*REQUEST:* Give only one thing: the number of lines that include the word "icing".

— BEGIN INFORMATION PROVIDED —

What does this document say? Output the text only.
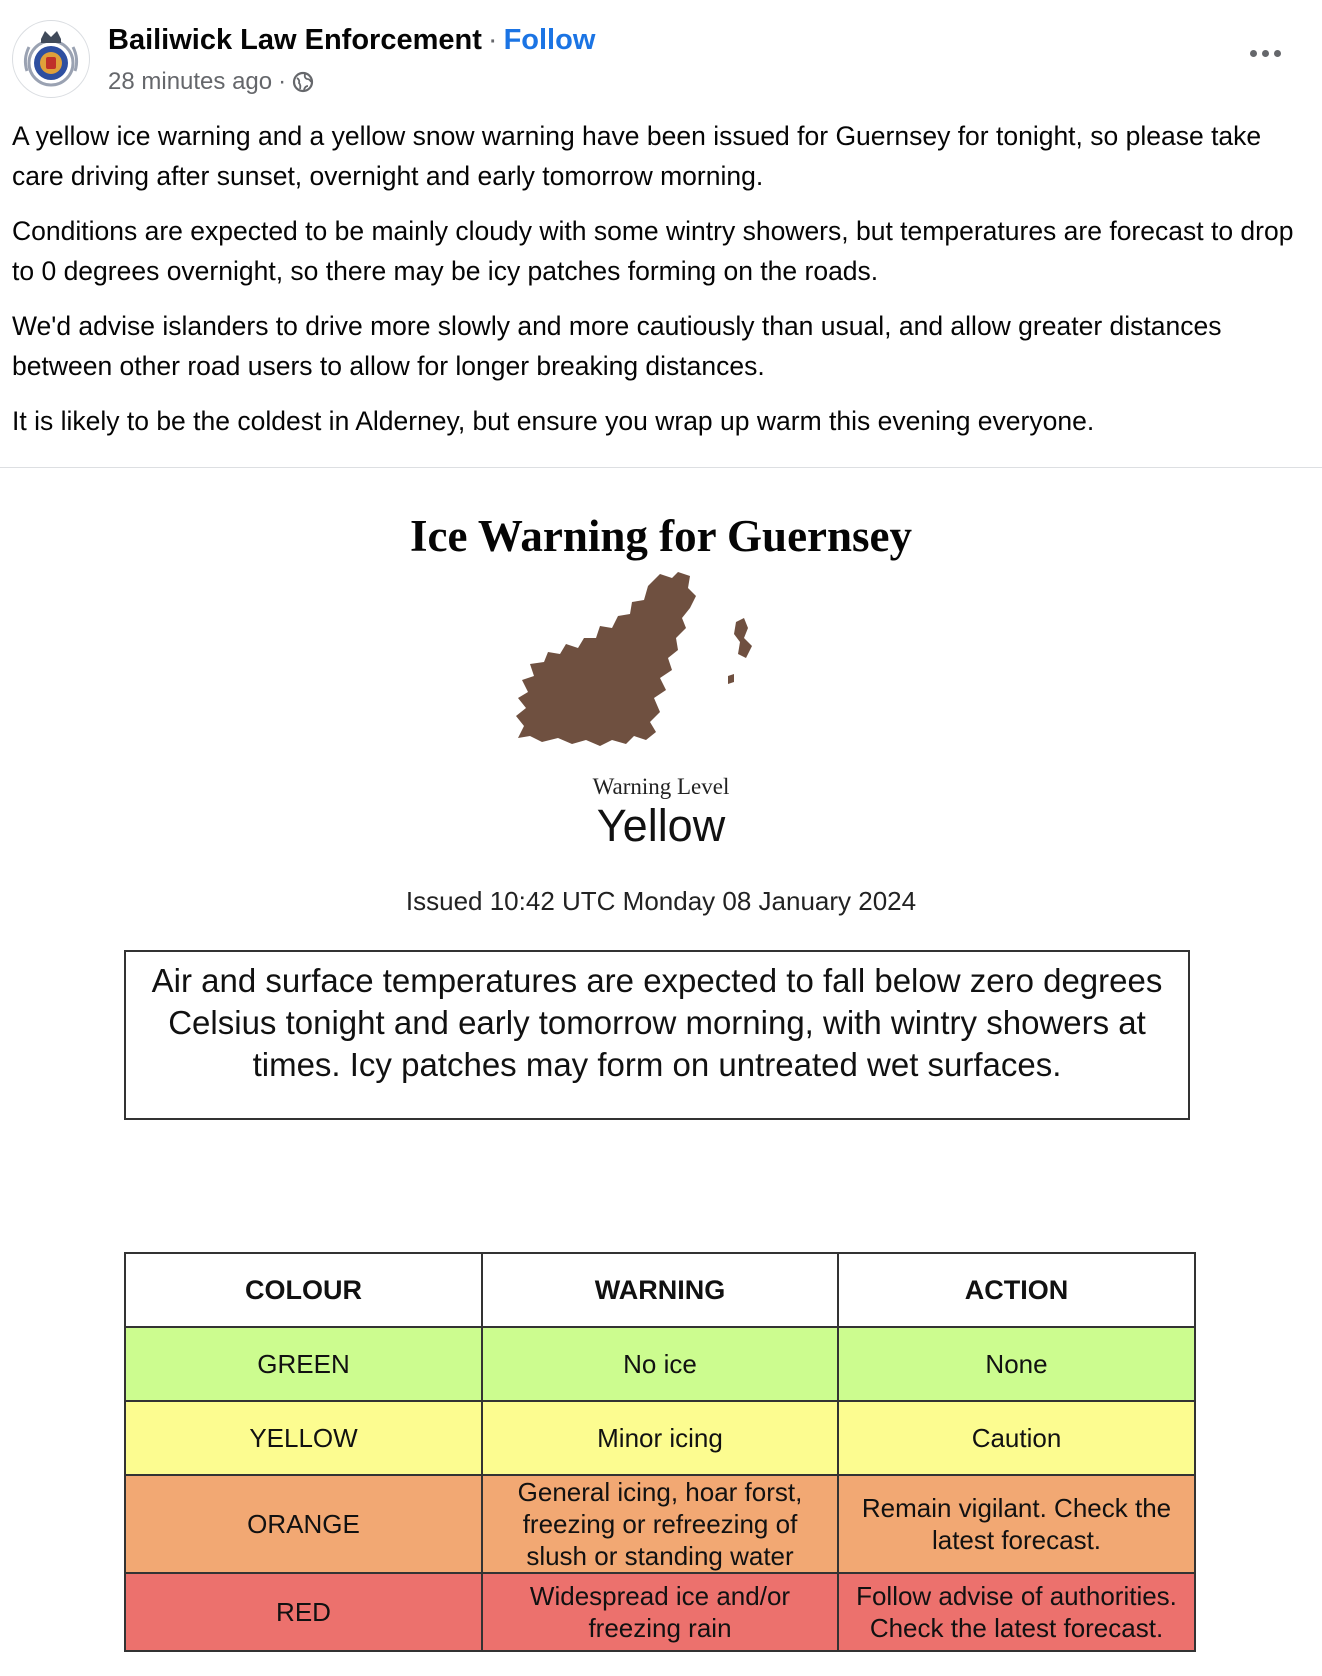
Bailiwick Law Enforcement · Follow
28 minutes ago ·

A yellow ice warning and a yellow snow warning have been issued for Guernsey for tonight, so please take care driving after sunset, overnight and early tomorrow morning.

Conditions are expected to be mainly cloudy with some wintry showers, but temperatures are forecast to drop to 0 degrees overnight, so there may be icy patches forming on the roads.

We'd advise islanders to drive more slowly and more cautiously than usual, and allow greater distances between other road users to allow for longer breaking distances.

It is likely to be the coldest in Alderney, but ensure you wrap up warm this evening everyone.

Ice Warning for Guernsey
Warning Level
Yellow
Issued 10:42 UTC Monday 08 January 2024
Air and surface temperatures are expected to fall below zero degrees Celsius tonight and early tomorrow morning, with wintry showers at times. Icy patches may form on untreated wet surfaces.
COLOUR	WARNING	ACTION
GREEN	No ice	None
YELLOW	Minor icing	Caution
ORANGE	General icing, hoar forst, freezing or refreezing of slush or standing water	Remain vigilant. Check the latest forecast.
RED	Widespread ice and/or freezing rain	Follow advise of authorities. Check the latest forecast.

— END INFORMATION PROVIDED —
— BEGIN INFORMATION PROVIDED —

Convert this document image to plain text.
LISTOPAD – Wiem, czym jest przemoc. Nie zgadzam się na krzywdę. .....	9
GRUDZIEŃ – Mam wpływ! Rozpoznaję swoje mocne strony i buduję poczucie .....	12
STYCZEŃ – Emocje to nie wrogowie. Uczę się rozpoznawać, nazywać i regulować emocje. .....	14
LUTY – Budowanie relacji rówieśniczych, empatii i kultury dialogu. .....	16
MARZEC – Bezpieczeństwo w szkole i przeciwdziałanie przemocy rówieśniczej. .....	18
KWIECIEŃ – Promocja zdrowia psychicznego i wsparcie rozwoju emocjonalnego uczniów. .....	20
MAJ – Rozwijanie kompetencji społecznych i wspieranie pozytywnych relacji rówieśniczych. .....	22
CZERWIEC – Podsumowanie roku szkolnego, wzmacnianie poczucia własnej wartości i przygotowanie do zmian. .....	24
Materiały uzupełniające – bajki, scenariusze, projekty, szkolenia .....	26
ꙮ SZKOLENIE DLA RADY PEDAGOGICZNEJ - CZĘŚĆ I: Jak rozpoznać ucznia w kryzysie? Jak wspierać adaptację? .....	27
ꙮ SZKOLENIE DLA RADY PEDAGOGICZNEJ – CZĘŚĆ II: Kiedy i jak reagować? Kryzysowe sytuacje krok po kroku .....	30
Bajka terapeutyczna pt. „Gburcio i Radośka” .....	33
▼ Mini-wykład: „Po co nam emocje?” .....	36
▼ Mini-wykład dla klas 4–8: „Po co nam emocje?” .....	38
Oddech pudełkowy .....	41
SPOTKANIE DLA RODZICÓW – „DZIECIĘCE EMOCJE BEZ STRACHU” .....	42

— END INFORMATION PROVIDED —
— BEGIN INFORMATION PROVIDED —

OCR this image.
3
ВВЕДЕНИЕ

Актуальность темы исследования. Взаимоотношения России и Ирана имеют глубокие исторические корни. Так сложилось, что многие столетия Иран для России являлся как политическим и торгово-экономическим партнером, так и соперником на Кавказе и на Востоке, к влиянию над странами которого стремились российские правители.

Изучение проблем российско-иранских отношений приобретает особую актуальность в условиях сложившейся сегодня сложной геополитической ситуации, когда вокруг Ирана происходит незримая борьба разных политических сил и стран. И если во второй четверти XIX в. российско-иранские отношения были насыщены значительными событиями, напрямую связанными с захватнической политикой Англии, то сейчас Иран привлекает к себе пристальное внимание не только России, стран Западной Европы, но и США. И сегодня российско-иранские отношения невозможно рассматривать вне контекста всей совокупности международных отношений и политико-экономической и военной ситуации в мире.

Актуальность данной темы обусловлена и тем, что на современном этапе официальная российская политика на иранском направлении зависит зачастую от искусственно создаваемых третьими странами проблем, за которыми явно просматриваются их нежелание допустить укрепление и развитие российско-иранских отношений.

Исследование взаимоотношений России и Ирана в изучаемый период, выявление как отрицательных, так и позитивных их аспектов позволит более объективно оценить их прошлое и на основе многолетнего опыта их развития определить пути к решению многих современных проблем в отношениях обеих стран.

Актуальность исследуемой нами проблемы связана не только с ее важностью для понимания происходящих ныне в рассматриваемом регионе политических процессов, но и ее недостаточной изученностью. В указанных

— END INFORMATION PROVIDED —

*FULL RESPONSE:* 2